- **Task details**
In the listing below, find every line containing "jeremias" and copy it out.

- **Rows**
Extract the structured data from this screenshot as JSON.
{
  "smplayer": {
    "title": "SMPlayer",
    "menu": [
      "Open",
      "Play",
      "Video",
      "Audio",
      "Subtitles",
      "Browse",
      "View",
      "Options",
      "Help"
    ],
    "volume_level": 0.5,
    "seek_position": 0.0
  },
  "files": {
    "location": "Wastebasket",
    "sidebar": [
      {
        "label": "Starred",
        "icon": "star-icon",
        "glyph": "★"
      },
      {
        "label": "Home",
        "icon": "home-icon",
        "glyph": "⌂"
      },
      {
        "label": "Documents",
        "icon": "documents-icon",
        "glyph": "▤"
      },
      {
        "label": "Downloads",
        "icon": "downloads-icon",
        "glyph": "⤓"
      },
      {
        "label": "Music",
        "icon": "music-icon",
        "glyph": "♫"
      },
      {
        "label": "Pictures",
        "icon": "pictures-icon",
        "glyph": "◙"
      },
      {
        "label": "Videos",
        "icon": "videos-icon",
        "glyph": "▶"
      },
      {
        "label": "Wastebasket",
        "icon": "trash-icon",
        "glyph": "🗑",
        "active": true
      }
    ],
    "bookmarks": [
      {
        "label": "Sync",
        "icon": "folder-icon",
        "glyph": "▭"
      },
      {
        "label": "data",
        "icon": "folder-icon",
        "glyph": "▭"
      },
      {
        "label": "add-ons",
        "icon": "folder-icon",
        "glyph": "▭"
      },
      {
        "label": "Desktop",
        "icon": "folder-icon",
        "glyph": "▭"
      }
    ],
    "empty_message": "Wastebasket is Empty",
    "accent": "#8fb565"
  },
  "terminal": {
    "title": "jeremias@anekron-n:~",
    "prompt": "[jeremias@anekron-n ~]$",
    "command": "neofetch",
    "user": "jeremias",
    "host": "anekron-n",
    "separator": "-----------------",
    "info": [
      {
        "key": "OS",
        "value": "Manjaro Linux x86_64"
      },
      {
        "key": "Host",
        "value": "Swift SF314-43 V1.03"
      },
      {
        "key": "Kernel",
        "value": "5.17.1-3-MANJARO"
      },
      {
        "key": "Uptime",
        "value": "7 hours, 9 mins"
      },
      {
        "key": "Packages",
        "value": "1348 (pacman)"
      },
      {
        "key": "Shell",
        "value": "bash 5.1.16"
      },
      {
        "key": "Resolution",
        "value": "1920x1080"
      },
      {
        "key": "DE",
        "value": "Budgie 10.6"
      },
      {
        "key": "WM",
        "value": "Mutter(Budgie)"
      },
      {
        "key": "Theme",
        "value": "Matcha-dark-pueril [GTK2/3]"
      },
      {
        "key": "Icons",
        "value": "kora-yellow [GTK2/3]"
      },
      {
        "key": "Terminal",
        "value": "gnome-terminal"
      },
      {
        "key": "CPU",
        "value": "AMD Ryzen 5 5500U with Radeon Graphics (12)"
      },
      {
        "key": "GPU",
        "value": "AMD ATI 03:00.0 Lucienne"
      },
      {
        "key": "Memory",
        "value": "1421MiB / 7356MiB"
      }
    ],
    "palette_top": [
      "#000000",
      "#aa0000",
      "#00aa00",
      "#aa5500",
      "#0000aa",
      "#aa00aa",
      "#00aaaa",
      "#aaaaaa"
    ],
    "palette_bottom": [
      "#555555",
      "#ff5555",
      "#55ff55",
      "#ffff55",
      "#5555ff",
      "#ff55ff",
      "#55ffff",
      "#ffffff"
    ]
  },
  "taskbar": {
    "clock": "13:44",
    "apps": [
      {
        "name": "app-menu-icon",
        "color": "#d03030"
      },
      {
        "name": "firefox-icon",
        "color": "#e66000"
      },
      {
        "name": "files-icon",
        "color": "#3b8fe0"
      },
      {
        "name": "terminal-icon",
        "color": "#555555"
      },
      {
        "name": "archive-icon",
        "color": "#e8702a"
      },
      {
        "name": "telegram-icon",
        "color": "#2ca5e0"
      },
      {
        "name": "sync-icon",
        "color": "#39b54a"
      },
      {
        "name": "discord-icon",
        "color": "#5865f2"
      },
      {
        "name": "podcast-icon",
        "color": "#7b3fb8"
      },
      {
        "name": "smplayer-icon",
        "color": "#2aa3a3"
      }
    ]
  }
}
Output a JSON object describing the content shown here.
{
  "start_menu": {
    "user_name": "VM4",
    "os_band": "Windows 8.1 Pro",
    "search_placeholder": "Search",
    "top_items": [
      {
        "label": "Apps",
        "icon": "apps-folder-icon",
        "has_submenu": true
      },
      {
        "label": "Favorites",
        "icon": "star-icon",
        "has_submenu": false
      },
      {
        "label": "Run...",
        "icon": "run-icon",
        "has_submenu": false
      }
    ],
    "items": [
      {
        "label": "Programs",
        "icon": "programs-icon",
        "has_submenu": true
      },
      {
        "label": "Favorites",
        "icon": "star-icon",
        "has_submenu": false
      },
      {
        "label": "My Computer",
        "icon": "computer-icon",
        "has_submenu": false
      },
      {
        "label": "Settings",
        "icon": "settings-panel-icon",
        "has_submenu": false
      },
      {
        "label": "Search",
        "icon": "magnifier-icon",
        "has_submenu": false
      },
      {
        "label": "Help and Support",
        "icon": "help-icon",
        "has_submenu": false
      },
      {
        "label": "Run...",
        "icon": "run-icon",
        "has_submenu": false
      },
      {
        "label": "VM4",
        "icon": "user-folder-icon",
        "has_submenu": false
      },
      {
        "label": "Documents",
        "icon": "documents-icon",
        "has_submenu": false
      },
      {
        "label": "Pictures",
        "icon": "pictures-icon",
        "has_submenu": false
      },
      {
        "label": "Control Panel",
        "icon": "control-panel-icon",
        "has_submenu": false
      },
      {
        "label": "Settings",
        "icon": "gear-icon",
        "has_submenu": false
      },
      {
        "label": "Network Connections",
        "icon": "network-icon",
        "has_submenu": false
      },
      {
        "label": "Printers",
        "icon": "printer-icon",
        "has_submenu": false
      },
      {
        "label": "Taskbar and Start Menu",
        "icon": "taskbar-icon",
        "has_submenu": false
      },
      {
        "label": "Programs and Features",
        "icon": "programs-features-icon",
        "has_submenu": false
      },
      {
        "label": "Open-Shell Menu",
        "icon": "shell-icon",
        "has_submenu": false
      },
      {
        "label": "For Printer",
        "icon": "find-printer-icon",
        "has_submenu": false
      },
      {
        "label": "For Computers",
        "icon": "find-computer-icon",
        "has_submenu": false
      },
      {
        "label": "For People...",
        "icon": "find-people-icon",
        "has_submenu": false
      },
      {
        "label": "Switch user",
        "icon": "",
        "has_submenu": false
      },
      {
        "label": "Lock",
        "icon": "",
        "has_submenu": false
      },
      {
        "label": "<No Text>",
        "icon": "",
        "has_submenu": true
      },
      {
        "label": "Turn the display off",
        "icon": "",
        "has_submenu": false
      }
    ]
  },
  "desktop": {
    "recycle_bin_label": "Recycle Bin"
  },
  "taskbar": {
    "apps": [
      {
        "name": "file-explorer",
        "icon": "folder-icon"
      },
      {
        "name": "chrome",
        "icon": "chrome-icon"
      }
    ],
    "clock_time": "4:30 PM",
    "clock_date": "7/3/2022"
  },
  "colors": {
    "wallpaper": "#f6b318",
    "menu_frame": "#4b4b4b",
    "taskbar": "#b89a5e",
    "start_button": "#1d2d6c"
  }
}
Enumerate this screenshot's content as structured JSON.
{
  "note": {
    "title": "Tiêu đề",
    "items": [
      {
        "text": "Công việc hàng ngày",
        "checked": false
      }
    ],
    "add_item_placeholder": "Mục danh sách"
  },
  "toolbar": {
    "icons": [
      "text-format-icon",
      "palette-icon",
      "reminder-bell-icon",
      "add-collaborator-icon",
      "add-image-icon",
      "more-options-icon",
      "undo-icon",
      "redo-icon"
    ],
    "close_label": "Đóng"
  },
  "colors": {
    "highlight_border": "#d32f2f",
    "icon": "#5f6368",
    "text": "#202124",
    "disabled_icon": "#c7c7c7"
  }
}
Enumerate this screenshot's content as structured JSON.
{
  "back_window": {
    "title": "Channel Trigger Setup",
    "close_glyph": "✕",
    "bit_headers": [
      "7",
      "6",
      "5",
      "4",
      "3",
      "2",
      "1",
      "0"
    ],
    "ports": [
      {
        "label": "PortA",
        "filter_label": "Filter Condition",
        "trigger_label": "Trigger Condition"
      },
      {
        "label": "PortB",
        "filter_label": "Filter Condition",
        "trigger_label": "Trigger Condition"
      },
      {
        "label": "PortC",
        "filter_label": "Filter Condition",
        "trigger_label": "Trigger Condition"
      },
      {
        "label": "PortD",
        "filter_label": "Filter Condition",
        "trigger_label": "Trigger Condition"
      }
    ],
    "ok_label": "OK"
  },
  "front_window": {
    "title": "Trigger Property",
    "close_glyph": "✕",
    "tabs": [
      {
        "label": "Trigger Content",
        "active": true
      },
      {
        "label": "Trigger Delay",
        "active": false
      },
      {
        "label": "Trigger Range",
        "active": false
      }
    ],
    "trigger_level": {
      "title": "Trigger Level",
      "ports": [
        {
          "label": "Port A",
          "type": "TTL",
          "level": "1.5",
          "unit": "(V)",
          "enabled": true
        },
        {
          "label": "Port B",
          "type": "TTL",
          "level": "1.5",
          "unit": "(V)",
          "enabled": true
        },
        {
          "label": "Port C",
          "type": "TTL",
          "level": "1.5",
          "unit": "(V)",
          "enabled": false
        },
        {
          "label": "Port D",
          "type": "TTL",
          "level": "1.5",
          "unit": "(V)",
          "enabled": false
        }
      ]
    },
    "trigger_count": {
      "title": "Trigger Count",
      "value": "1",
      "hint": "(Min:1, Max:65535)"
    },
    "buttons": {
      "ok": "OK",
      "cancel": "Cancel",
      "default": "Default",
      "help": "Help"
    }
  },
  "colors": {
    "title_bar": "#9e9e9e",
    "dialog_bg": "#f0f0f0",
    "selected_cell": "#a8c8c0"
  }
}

- **Task solution**
    "title": "jeremias@anekron-n:~",
    "prompt": "[jeremias@anekron-n ~]$",
    "user": "jeremias",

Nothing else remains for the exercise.